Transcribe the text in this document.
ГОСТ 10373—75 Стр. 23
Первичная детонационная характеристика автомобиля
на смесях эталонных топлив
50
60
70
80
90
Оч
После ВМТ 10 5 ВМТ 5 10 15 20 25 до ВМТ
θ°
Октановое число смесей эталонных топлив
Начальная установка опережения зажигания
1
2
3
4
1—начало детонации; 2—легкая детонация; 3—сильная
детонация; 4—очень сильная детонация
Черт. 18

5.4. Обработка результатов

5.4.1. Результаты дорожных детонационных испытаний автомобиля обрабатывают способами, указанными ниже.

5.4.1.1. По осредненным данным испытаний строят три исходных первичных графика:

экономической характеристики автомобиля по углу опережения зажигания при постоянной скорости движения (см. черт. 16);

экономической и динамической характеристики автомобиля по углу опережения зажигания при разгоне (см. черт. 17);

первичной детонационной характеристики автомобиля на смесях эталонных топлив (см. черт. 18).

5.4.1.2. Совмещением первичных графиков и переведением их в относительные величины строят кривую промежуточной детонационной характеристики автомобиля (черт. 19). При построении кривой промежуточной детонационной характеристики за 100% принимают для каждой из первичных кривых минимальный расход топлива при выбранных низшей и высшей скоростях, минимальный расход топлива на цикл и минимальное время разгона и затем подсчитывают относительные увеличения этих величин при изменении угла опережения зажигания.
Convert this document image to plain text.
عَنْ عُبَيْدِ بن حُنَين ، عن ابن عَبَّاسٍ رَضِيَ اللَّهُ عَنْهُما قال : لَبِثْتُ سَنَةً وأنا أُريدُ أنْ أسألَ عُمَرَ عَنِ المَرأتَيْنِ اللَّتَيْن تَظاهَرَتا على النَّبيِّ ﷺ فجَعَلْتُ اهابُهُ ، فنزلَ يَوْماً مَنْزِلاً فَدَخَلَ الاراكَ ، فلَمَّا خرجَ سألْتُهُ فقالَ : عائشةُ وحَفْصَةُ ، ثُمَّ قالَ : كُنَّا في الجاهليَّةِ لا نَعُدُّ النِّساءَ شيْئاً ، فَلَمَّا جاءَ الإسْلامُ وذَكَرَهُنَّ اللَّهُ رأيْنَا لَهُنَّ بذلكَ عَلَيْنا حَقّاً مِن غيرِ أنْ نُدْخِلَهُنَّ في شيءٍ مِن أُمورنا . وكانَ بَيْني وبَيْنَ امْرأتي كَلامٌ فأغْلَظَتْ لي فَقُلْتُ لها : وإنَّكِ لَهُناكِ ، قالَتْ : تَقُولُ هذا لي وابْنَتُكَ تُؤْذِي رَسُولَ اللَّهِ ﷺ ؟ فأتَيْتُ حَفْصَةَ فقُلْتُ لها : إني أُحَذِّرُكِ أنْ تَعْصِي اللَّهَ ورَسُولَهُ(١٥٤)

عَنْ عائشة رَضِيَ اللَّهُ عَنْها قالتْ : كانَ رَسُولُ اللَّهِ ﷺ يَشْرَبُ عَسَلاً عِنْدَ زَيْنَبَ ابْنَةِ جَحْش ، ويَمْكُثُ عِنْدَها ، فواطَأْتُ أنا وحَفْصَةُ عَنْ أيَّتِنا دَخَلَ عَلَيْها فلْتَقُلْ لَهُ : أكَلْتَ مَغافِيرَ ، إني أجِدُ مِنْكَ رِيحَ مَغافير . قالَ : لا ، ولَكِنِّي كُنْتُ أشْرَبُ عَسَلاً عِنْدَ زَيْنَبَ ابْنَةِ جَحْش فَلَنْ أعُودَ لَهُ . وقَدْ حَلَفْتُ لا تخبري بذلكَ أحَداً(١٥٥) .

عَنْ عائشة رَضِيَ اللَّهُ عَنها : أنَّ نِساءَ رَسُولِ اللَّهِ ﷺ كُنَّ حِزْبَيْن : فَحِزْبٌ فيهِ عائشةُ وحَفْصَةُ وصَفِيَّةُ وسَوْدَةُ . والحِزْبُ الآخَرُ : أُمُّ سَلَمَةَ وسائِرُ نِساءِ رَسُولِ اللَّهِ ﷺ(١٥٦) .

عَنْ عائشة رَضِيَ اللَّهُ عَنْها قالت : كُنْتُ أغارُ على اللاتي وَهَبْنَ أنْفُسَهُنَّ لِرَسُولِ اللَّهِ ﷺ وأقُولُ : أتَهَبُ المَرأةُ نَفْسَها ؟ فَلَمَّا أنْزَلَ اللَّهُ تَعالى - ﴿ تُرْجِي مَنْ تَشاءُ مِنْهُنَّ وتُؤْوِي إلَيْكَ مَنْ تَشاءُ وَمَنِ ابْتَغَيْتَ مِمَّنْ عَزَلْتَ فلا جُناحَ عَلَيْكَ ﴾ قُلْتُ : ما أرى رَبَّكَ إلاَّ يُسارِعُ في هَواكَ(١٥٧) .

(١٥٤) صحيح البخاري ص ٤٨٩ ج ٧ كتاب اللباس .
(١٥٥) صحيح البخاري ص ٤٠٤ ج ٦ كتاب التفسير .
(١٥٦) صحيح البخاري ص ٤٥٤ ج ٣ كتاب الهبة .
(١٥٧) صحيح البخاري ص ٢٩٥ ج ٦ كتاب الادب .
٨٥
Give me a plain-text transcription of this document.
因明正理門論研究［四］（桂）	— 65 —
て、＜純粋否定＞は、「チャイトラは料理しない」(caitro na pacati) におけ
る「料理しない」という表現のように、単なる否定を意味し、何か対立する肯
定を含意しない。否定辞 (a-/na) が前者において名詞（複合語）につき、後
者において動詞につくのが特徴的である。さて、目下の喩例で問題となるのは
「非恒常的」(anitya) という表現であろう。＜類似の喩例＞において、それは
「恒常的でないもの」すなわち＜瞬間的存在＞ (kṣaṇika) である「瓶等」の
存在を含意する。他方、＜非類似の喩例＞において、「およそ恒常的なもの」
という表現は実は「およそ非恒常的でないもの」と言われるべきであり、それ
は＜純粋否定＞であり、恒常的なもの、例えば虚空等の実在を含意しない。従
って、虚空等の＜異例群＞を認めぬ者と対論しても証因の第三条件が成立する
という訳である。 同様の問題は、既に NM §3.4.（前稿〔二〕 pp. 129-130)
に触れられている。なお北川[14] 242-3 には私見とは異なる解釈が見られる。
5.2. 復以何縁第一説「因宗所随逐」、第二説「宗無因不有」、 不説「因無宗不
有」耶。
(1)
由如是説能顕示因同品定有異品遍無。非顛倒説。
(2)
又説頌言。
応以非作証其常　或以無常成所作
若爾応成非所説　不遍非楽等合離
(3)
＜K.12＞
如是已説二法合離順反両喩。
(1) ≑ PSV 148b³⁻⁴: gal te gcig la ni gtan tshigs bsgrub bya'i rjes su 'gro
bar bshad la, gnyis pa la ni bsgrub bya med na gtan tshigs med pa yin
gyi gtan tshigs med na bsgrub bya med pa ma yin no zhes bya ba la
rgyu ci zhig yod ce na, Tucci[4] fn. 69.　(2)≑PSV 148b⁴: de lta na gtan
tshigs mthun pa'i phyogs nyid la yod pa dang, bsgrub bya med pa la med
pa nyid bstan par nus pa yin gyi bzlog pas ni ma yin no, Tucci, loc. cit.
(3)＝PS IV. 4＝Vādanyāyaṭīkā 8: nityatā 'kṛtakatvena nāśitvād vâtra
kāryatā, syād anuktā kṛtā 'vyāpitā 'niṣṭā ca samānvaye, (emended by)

• GIVEN INSTRUCTION: Copy out every line from the data above that has "bsgrub" in it.

• FINAL ANSWER:
(1) ≑ PSV 148b³⁻⁴: gal te gcig la ni gtan tshigs bsgrub bya'i rjes su 'gro
bar bshad la, gnyis pa la ni bsgrub bya med na gtan tshigs med pa yin
gyi gtan tshigs med na bsgrub bya med pa ma yin no zhes bya ba la
tshigs mthun pa'i phyogs nyid la yod pa dang, bsgrub bya med pa la med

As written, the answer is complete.